- **What you will do**
Gather, from the data below, each line in which the word "JSON" occurs.
---------- Records for processing
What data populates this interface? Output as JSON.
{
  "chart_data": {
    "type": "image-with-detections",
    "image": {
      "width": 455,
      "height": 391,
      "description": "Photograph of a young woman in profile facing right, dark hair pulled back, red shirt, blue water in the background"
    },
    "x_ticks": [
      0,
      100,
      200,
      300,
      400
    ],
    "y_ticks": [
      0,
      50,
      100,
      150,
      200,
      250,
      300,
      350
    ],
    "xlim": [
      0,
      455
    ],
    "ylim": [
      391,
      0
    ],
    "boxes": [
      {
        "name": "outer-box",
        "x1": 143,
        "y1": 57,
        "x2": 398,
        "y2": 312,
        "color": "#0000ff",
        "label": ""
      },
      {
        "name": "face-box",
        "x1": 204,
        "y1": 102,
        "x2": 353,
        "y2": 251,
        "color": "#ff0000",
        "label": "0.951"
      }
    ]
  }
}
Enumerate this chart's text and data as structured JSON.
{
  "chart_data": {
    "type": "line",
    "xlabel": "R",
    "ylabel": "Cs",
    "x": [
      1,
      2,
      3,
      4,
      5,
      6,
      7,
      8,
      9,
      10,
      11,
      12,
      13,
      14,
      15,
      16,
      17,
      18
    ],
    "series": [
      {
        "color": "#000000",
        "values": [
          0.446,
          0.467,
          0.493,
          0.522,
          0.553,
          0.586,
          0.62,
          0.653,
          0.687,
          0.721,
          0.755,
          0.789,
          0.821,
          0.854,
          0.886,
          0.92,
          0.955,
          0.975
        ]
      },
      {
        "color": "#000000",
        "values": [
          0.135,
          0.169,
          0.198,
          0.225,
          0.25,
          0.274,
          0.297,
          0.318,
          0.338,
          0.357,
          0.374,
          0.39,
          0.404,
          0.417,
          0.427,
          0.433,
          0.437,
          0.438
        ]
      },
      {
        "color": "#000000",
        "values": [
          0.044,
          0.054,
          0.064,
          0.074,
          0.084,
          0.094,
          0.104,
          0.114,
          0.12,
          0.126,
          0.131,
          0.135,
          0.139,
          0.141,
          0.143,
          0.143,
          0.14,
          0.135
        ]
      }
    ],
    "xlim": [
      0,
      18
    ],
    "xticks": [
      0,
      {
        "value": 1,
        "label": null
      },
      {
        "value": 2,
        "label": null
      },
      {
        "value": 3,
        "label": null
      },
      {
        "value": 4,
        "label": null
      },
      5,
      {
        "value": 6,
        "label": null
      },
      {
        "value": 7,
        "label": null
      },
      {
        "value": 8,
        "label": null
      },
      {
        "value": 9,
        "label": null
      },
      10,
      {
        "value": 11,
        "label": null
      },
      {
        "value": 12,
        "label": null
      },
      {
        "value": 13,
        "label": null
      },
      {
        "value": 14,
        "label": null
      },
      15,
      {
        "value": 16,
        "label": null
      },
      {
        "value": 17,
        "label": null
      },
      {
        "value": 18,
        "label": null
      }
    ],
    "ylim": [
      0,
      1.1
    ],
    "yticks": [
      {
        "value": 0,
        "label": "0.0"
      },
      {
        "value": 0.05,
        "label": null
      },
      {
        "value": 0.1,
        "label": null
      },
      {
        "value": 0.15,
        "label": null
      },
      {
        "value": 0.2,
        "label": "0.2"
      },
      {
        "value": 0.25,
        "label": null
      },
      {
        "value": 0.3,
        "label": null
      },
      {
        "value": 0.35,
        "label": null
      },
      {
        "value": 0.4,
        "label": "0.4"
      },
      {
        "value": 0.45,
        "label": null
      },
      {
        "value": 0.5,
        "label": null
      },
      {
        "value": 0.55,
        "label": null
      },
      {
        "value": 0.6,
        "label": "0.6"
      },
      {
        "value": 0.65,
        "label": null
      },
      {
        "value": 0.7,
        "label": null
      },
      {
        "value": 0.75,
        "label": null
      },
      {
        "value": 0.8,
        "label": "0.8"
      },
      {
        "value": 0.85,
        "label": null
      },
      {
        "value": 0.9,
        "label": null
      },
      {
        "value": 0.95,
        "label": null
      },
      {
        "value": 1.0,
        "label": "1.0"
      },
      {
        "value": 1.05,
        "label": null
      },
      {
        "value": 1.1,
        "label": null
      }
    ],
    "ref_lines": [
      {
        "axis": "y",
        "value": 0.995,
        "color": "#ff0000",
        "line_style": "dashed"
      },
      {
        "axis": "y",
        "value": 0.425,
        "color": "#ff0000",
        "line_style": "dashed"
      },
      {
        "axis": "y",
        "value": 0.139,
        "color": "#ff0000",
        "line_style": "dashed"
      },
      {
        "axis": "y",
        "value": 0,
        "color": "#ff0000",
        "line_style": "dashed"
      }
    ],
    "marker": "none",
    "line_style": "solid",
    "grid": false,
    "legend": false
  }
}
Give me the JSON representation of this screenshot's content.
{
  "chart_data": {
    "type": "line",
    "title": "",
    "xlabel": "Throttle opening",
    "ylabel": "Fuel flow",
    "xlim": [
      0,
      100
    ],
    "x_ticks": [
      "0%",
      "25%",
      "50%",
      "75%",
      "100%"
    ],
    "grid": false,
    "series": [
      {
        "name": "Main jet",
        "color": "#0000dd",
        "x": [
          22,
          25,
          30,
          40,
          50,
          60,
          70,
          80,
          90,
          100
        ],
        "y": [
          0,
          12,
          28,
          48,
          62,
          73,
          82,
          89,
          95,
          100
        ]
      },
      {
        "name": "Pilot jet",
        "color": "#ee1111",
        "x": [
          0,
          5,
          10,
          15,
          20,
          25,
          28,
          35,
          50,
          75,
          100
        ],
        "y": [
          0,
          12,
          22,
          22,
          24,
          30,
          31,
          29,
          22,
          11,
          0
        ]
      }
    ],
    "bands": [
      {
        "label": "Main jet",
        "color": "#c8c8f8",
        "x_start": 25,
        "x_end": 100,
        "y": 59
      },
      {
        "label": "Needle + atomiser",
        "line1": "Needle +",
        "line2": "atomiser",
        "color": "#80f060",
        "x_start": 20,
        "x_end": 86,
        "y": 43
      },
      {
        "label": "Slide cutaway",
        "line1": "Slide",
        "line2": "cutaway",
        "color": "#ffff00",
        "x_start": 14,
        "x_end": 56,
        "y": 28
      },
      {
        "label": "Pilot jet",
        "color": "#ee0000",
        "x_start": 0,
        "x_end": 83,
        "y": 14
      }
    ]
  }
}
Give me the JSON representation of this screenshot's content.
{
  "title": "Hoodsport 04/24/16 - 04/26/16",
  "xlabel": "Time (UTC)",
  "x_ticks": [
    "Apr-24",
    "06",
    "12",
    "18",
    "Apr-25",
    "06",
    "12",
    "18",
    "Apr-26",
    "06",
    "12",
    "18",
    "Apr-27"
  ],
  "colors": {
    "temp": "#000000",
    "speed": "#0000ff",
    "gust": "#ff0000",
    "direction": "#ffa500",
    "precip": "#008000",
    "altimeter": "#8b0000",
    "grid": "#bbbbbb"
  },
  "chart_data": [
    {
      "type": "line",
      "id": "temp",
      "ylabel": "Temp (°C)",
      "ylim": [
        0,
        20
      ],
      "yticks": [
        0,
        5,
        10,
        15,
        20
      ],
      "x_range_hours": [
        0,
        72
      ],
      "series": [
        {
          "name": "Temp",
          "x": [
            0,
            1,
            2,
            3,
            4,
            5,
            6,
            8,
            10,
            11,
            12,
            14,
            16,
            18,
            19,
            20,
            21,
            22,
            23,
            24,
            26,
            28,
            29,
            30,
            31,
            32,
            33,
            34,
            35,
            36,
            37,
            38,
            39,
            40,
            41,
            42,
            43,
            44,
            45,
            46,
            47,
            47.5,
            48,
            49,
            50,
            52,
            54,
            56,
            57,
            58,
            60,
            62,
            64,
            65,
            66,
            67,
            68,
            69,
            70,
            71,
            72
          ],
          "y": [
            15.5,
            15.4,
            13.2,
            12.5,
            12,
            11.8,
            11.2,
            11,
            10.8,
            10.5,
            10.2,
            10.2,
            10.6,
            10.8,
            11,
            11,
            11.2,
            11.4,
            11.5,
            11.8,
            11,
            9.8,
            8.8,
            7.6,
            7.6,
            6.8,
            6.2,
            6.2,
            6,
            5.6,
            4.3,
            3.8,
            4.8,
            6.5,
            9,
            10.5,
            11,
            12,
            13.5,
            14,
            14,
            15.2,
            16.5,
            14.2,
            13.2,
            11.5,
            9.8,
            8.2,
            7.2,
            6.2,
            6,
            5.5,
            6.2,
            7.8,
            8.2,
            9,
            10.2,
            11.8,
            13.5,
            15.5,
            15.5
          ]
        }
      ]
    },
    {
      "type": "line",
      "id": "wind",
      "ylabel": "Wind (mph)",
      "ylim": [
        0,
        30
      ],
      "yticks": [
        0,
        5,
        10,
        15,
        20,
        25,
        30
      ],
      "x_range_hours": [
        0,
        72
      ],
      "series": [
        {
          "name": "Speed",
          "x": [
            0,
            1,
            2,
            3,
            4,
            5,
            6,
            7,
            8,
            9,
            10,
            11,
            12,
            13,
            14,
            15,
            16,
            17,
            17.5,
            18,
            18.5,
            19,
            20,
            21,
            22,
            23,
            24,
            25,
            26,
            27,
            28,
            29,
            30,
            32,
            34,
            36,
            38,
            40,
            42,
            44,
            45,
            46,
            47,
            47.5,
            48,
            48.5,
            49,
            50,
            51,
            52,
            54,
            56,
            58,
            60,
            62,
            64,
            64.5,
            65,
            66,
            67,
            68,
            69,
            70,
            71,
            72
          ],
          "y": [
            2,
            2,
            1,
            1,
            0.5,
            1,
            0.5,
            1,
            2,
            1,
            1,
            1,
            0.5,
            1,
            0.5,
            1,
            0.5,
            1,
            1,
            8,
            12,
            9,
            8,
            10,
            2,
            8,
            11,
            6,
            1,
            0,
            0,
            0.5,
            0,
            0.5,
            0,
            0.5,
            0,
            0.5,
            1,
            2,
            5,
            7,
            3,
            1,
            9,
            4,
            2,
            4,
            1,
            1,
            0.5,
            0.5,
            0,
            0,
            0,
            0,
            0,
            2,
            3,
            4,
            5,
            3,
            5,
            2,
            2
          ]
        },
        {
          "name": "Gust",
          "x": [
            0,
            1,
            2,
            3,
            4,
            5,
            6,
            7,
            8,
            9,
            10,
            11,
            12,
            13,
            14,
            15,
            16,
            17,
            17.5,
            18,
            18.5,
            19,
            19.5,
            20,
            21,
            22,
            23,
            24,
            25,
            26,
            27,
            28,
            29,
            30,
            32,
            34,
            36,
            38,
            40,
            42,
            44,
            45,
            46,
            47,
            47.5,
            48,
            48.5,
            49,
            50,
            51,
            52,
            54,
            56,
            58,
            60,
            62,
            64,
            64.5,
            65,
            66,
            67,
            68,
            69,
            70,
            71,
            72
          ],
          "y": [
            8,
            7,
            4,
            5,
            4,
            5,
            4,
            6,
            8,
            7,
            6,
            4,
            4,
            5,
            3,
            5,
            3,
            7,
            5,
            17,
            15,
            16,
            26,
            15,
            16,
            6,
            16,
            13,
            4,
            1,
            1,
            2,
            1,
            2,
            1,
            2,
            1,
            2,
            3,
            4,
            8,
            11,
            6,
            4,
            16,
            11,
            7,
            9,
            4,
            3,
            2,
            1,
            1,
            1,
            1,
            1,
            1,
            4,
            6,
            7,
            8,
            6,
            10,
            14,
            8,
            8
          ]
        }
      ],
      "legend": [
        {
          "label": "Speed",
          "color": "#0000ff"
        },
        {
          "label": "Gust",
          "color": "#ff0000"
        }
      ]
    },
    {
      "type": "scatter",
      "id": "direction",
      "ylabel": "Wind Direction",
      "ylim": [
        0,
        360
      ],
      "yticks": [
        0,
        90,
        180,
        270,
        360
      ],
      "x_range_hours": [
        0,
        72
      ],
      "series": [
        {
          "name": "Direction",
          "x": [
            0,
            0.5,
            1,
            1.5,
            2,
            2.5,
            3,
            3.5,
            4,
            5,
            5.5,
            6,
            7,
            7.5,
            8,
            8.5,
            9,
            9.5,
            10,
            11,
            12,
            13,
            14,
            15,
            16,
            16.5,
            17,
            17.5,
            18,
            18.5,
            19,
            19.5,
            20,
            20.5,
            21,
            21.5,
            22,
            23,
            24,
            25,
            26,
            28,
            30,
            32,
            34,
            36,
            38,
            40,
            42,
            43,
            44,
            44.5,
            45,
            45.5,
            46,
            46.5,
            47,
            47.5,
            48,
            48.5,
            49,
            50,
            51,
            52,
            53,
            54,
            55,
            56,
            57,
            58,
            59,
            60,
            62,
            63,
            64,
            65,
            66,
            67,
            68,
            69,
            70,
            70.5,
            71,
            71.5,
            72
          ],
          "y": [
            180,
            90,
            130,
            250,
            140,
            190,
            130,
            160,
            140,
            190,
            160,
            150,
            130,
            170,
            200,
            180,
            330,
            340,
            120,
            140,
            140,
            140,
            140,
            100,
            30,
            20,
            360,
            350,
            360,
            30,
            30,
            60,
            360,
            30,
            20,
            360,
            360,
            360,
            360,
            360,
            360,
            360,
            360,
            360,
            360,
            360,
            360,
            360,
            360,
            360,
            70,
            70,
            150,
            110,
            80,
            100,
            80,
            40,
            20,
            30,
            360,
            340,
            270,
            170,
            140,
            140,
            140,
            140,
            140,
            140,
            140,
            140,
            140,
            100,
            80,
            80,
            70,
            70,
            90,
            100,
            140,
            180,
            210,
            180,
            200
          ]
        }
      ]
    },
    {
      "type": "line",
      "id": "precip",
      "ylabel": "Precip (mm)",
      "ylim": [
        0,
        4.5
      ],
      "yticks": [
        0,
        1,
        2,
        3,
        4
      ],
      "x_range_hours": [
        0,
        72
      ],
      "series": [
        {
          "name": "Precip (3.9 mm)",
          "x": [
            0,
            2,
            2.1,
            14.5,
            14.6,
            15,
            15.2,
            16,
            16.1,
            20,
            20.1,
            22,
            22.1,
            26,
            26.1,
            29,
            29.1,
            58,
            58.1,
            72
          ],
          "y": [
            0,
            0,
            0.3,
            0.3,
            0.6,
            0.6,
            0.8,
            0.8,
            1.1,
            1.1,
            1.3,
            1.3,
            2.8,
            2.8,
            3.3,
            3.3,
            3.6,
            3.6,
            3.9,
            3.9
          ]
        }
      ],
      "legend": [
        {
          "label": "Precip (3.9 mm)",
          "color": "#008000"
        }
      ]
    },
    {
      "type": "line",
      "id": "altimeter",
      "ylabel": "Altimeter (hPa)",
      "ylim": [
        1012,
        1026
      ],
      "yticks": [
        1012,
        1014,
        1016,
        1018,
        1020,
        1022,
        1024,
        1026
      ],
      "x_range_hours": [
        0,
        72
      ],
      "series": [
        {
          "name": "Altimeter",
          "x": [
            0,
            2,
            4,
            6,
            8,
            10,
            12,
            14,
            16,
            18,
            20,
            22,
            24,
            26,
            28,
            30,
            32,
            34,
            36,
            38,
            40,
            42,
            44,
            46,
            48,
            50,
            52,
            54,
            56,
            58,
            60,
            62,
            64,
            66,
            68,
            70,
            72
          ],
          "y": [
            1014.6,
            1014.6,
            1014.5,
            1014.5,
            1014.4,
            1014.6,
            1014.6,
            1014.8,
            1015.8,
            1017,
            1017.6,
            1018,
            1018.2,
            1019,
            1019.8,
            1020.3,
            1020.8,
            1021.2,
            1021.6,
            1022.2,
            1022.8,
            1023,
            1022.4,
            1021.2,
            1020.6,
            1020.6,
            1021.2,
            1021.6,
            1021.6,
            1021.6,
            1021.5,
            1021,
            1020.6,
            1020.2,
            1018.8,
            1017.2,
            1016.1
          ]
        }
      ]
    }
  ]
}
--------------------
- **Worked solution**
What data populates this interface? Output as JSON.
Enumerate this chart's text and data as structured JSON.
Give me the JSON representation of this screenshot's content.
Give me the JSON representation of this screenshot's content.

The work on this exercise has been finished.